## GIVEN REQUEST
Take each line containing "email" and report it exactly as written.

## MATERIAL
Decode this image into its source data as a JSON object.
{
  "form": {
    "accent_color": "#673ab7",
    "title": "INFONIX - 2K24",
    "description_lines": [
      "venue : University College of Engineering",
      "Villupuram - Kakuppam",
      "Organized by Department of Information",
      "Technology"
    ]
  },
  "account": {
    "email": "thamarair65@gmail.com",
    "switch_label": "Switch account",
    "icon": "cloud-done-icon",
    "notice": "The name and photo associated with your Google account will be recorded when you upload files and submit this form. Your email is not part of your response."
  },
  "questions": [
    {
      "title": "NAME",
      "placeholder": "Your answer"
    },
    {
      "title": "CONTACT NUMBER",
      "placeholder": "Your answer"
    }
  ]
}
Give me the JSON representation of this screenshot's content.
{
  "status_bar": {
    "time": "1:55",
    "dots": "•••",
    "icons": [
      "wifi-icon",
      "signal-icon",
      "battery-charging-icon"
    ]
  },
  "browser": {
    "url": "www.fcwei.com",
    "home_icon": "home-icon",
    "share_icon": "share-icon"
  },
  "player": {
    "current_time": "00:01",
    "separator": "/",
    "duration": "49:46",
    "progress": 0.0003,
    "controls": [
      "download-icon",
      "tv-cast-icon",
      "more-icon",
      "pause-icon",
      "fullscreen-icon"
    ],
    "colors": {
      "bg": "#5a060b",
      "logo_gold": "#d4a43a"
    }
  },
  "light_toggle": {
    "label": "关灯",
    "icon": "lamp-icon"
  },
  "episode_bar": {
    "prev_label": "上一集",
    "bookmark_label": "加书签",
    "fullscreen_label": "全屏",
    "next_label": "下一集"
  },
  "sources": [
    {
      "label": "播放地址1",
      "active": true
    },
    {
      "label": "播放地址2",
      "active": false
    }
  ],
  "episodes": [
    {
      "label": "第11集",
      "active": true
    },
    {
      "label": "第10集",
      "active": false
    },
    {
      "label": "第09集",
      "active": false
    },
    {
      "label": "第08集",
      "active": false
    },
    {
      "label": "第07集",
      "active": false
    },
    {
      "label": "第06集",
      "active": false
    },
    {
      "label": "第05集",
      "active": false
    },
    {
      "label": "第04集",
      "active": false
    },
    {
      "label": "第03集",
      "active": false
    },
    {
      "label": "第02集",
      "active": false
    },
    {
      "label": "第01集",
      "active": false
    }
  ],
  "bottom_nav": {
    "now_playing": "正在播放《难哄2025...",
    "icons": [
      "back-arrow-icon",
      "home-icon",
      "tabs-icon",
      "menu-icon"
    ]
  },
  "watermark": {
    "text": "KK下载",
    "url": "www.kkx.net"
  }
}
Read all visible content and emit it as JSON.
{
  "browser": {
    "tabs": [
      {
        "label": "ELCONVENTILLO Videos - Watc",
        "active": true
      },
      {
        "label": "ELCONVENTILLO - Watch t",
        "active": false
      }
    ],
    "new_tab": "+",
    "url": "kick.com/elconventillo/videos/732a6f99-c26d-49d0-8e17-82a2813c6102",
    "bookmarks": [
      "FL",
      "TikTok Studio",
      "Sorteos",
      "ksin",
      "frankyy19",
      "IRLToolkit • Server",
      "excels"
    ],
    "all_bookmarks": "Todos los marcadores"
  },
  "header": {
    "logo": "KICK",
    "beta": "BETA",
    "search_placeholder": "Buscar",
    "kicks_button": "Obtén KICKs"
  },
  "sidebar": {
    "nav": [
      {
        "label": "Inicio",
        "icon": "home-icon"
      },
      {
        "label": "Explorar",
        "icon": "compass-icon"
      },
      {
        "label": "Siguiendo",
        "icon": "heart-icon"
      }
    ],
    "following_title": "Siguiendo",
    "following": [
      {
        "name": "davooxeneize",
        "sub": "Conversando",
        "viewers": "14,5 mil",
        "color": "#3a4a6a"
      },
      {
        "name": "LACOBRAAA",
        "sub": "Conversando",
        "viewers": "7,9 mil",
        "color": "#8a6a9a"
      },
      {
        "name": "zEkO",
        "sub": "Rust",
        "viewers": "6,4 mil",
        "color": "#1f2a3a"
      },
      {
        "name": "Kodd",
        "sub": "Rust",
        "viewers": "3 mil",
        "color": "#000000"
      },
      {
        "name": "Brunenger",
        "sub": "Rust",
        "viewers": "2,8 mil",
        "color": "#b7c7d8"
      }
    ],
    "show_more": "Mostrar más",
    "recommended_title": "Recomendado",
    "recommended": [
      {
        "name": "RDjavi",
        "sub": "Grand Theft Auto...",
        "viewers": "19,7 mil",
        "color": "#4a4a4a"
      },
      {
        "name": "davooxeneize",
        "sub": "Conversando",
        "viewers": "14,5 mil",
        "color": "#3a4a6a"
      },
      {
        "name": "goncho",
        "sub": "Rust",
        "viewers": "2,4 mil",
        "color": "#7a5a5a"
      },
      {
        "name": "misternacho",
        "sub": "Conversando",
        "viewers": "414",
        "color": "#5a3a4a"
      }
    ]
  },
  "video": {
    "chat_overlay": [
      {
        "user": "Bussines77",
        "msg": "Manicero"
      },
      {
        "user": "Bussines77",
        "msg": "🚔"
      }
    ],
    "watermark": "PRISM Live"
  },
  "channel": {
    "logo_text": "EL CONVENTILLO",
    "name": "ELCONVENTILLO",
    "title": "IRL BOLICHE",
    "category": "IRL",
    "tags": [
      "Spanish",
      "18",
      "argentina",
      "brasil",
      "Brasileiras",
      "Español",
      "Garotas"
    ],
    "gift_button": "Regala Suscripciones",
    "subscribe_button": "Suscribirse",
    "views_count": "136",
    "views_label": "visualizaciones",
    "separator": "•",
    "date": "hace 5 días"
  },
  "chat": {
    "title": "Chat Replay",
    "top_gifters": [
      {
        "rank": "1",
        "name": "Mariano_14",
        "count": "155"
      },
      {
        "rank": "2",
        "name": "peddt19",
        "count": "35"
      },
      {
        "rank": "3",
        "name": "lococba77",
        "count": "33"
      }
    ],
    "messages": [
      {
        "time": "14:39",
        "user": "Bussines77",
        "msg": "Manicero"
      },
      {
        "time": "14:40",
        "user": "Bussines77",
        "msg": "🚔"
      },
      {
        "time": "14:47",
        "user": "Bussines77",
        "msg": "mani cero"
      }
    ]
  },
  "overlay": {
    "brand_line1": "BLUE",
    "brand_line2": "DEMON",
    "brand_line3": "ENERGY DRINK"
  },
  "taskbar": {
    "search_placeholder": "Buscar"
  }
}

## WRITTEN REPLY
    "email": "thamarair65@gmail.com",
    "notice": "The name and photo associated with your Google account will be recorded when you upload files and submit this form. Your email is not part of your response."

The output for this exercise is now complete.